# TEXT BLOCK
•••••

Lost or Stolen Certificates: Upon receipt by the Corporation of (i) evidence of the loss, theft, destruction or mutilation
of any Preferred Stock Certificate(s) and (ii) in the case of loss, theft or destruction, indemnity (with a bond or other security)
reasonably satisfactory to the Corporation, or in the case of mutilation, the Preferred Stock Certificate(s) (surrendered for
cancellation), the Corporation shall execute and deliver new Preferred Stock Certificates. However, the Corporation shall not
be obligated to reissue such lost, stolen, destroyed or mutilated Preferred Stock Certificates if the holder of Class A Preferred
Stock contemporaneously requests the Corporation to convert such holder’s Class A Preferred Stock into Common Stock.
2.
Waiver: Notwithstanding any provision in this Certificate of Designation to the contrary, any provision contained herein
and any right of the holders of Class A Preferred granted hereunder may be waived as to all shares of Class A Preferred Stock
(and the holders thereof) upon the majority written consent of the holders of the Class A Preferred Stock.

•••••

# RAW DATA
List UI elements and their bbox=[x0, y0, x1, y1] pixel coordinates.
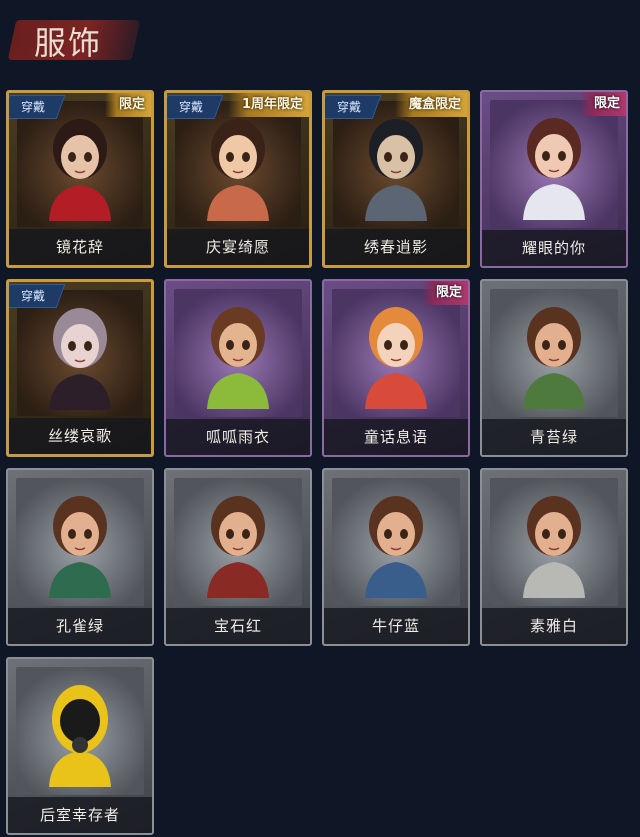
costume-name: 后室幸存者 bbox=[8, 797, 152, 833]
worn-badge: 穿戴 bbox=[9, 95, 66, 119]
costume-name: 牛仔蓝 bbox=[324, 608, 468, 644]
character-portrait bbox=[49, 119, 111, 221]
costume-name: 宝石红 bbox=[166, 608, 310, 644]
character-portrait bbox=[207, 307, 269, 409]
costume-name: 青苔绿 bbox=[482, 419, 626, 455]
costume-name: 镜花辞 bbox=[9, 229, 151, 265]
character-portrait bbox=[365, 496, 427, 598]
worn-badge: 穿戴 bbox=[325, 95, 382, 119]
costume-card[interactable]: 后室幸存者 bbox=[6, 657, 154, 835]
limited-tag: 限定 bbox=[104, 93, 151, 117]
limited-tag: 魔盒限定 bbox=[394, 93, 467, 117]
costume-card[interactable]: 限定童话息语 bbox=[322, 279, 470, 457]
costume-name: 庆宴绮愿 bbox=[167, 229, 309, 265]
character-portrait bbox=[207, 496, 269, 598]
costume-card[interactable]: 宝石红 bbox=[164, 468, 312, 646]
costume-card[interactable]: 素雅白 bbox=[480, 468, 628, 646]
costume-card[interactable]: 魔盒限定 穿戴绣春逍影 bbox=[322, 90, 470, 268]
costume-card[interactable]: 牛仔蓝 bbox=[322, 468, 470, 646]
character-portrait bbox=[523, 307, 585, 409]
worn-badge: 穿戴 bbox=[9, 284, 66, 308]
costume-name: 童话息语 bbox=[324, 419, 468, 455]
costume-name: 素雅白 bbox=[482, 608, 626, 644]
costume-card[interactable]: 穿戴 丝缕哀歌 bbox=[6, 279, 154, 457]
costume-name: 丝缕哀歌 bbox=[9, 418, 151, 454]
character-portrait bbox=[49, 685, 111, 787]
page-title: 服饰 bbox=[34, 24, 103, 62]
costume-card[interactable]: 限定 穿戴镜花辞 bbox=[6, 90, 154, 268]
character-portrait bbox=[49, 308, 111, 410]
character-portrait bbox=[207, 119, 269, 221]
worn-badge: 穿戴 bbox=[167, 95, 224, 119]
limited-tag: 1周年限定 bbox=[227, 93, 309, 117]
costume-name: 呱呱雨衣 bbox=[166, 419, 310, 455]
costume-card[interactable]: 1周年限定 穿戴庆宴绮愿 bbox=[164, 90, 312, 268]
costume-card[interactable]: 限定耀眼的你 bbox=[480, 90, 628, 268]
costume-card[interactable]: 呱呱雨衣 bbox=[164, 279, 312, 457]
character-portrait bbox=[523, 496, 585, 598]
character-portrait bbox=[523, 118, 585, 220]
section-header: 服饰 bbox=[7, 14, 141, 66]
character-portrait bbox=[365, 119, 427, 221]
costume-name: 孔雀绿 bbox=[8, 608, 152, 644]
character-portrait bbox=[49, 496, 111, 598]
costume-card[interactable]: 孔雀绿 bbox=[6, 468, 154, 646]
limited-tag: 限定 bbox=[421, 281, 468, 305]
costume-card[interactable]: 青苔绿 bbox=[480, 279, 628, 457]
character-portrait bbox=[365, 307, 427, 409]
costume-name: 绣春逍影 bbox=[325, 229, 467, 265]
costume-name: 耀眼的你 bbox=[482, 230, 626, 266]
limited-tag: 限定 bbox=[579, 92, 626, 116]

•••••

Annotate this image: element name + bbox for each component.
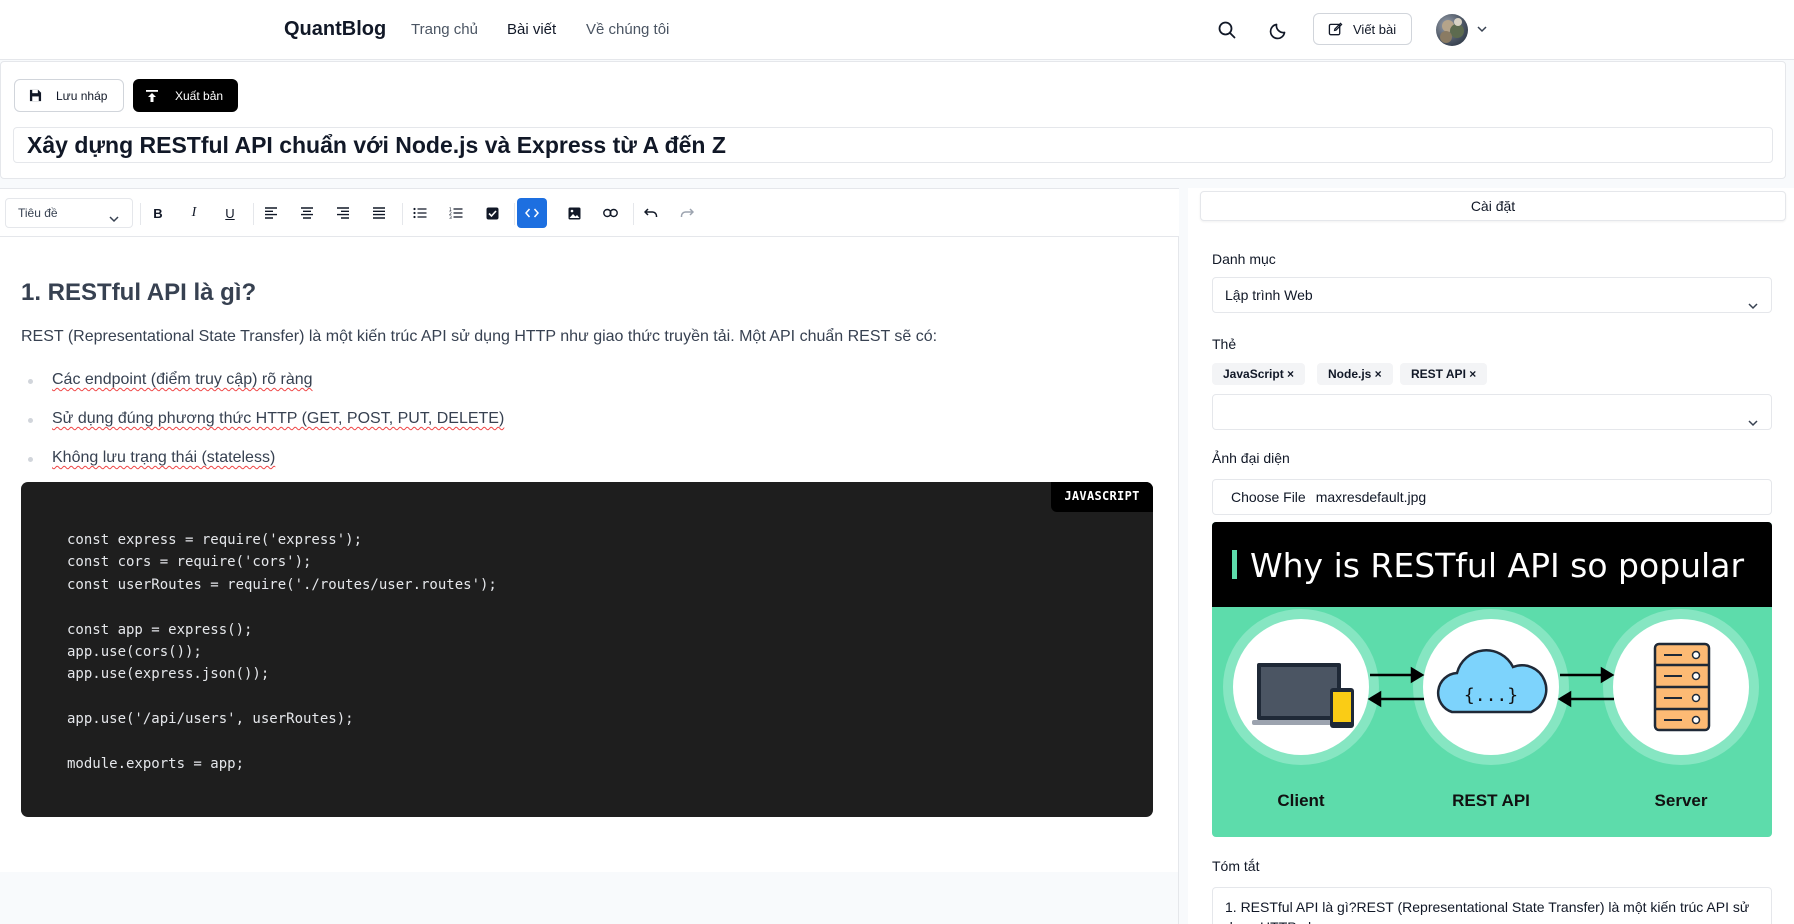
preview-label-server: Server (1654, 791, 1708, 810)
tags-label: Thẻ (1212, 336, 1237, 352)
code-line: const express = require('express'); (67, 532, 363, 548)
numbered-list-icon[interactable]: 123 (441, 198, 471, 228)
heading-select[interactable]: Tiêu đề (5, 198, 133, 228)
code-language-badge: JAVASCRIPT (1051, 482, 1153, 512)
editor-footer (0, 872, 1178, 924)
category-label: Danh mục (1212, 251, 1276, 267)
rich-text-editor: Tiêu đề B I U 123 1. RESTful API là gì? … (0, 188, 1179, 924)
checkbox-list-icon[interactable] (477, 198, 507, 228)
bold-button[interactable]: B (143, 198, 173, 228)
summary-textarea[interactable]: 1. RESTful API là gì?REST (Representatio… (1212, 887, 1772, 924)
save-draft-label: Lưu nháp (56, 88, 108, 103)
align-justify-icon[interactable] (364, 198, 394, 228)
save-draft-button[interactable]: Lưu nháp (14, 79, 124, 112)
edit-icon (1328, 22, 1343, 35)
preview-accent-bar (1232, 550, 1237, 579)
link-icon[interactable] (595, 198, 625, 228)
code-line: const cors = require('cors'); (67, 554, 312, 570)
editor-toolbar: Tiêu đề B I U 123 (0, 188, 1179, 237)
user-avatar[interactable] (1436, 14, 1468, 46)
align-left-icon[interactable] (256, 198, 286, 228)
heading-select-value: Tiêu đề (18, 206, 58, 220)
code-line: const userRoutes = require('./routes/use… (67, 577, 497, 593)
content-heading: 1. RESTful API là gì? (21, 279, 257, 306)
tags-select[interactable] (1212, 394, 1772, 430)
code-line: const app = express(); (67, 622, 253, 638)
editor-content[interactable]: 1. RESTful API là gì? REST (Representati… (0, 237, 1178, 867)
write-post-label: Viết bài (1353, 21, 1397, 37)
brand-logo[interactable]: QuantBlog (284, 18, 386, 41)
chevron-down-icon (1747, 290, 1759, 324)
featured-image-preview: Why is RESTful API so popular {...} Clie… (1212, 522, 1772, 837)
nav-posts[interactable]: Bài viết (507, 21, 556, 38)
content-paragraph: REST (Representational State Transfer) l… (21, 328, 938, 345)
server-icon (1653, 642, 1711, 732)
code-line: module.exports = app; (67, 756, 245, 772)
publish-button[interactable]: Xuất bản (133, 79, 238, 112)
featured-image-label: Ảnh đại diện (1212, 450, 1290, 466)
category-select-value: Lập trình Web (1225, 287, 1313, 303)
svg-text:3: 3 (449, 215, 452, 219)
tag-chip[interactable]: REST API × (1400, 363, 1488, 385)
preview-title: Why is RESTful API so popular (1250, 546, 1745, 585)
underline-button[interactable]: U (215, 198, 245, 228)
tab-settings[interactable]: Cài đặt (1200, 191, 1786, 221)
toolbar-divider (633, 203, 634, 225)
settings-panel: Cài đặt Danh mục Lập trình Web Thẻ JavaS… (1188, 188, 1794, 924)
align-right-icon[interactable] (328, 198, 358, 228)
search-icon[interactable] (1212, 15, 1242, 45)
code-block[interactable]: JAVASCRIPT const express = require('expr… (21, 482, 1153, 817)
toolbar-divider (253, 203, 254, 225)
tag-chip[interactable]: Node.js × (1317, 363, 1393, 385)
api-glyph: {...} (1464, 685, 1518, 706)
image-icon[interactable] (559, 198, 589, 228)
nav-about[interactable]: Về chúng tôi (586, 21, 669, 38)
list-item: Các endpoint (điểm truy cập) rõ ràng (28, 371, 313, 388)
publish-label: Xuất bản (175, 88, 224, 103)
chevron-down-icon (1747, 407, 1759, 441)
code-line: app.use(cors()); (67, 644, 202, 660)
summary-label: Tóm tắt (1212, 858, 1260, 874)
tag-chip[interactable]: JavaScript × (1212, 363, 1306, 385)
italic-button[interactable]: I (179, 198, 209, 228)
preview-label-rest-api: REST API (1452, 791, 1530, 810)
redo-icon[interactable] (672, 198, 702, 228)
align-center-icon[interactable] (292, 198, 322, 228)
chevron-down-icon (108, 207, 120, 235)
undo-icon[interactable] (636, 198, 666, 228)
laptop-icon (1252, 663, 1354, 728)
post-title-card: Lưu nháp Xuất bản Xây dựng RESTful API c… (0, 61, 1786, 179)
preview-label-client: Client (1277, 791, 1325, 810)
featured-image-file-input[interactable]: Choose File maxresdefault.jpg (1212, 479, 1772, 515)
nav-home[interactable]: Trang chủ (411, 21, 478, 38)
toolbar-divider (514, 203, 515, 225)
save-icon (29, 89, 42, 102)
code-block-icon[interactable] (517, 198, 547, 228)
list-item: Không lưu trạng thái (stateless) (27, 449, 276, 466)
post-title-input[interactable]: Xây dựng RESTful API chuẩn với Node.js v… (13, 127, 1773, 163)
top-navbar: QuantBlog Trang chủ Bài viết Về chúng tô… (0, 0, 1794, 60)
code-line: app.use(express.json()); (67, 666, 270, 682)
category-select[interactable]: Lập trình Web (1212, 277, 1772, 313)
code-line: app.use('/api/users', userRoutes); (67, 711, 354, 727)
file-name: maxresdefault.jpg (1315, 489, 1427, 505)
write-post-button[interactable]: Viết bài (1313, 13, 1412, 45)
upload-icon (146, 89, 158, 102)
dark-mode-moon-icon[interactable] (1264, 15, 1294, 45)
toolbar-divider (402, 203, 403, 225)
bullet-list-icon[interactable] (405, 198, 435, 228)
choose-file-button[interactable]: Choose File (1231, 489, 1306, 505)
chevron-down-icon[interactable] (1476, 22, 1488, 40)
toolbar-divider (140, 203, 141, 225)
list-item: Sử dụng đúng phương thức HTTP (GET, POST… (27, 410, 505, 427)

•••••

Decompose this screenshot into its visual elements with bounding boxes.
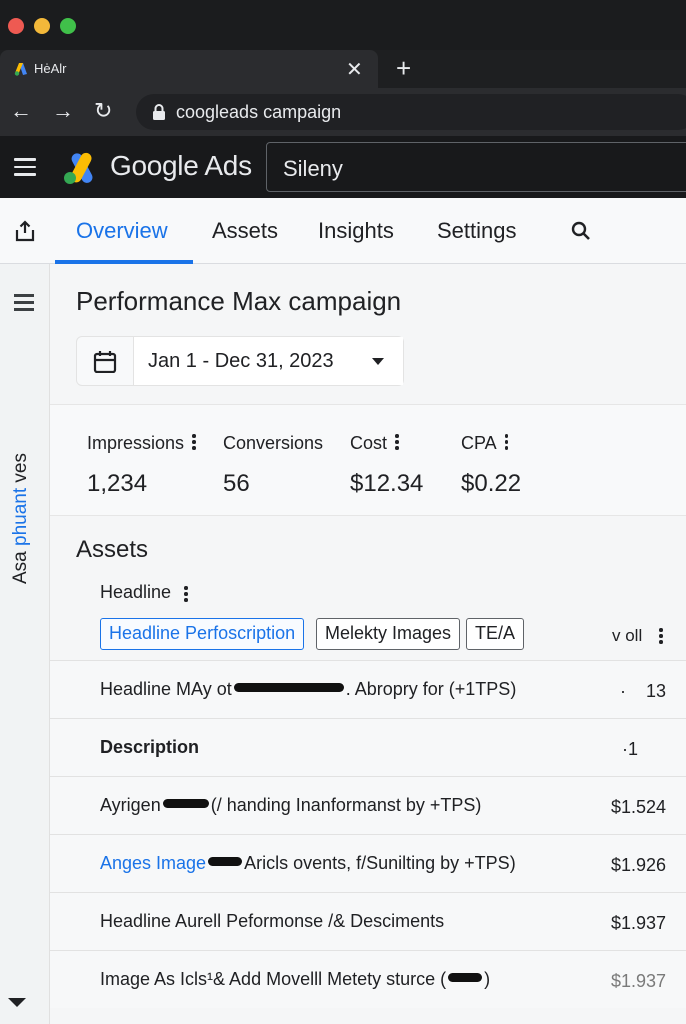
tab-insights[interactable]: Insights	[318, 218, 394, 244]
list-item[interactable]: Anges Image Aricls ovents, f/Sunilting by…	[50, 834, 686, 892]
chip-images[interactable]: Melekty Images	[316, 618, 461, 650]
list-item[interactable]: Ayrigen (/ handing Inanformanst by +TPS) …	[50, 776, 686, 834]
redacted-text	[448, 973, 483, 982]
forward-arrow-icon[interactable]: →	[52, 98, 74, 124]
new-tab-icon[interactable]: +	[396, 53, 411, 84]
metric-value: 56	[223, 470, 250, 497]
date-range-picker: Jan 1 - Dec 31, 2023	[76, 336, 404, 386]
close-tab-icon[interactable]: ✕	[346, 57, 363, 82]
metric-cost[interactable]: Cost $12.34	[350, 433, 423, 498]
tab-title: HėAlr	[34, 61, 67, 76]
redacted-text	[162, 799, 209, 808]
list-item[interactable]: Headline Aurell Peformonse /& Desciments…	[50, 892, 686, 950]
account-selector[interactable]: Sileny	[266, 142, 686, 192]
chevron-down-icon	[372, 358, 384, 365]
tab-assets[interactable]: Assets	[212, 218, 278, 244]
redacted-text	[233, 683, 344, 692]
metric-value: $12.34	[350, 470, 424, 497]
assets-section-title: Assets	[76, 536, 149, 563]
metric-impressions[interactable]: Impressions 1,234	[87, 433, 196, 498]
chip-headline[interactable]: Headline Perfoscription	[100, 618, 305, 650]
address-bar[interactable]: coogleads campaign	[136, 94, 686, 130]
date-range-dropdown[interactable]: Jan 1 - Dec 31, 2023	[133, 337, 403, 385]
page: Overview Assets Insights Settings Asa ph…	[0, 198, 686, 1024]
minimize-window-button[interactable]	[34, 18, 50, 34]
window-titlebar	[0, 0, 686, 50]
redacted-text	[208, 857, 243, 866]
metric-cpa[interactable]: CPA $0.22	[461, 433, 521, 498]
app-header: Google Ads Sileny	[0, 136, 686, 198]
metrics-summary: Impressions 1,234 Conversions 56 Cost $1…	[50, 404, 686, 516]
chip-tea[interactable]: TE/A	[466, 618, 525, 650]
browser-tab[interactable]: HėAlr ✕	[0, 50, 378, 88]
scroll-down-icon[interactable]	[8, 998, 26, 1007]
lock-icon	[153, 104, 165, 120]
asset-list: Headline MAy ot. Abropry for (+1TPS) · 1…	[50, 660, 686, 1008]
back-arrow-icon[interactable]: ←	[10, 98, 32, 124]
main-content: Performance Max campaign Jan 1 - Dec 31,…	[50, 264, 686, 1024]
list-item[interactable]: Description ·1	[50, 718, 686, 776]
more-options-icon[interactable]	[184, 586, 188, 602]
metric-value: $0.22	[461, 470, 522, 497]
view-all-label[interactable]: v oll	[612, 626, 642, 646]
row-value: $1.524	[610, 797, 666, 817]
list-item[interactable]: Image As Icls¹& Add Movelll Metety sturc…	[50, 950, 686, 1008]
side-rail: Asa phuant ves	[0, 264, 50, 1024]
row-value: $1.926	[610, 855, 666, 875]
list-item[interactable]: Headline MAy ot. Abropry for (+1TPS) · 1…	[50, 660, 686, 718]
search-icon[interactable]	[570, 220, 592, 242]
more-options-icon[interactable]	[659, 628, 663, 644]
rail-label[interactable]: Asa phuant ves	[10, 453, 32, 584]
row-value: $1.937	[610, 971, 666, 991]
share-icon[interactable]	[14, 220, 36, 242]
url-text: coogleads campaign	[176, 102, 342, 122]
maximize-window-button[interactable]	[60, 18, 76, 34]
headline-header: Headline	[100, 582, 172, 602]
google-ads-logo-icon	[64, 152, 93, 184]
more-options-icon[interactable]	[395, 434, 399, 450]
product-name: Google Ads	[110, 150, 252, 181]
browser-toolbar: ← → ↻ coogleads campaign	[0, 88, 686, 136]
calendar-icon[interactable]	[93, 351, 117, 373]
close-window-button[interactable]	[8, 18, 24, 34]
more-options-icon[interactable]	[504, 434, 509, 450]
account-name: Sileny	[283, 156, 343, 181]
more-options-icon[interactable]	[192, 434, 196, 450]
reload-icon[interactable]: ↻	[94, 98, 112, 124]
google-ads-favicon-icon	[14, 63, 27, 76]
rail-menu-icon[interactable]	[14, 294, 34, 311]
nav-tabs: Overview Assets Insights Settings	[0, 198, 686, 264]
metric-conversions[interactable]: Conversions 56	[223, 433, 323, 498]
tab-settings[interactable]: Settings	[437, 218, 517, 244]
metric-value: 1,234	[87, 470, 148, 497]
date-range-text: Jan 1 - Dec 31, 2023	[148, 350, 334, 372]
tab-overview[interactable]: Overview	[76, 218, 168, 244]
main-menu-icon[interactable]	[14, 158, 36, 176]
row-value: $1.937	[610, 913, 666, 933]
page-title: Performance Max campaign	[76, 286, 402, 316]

•••••

# STATED TASK
Answer these questions from the passage on lost certificates and waiver:
1. In a case of mutilation, what must be surrendered for cancellation?
2. When is the Corporation not obligated to reissue the certificates?
3. Whose consent, and in what form, allows a provision to be waived?

# EXERCISE ANSWER
1. The Preferred Stock Certificate(s).
2. When the holder of Class A Preferred Stock contemporaneously requests that the Corporation convert that holder's Class A Preferred Stock into Common Stock.
3. The majority written consent of the holders of the Class A Preferred Stock.